- **Exercise prompt**
Print exactly the lines from the one containing "Decode this image" through the last line of the listing, both included.

- **Provided data**

┌────────

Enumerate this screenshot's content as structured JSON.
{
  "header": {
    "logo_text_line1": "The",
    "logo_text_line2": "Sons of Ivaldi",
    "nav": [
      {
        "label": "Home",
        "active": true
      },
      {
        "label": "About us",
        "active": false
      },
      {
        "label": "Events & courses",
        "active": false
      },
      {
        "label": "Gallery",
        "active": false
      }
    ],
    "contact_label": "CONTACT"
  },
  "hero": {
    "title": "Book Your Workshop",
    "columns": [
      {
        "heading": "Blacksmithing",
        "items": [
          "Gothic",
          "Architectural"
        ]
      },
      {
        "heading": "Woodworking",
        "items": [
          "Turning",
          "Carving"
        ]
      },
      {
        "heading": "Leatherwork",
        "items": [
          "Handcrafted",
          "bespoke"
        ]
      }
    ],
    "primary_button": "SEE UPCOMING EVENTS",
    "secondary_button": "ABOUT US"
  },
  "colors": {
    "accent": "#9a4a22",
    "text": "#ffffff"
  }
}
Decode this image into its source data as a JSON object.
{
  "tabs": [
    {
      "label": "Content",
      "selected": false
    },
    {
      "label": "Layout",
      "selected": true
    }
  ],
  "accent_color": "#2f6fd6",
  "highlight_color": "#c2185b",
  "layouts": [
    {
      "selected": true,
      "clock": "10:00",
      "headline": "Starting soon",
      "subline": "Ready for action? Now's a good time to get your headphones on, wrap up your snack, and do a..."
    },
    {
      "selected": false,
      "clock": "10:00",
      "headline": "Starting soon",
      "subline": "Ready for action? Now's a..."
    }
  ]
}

└────────

- **Finished exercise**
Decode this image into its source data as a JSON object.
{
  "tabs": [
    {
      "label": "Content",
      "selected": false
    },
    {
      "label": "Layout",
      "selected": true
    }
  ],
  "accent_color": "#2f6fd6",
  "highlight_color": "#c2185b",
  "layouts": [
    {
      "selected": true,
      "clock": "10:00",
      "headline": "Starting soon",
      "subline": "Ready for action? Now's a good time to get your headphones on, wrap up your snack, and do a..."
    },
    {
      "selected": false,
      "clock": "10:00",
      "headline": "Starting soon",
      "subline": "Ready for action? Now's a..."
    }
  ]
}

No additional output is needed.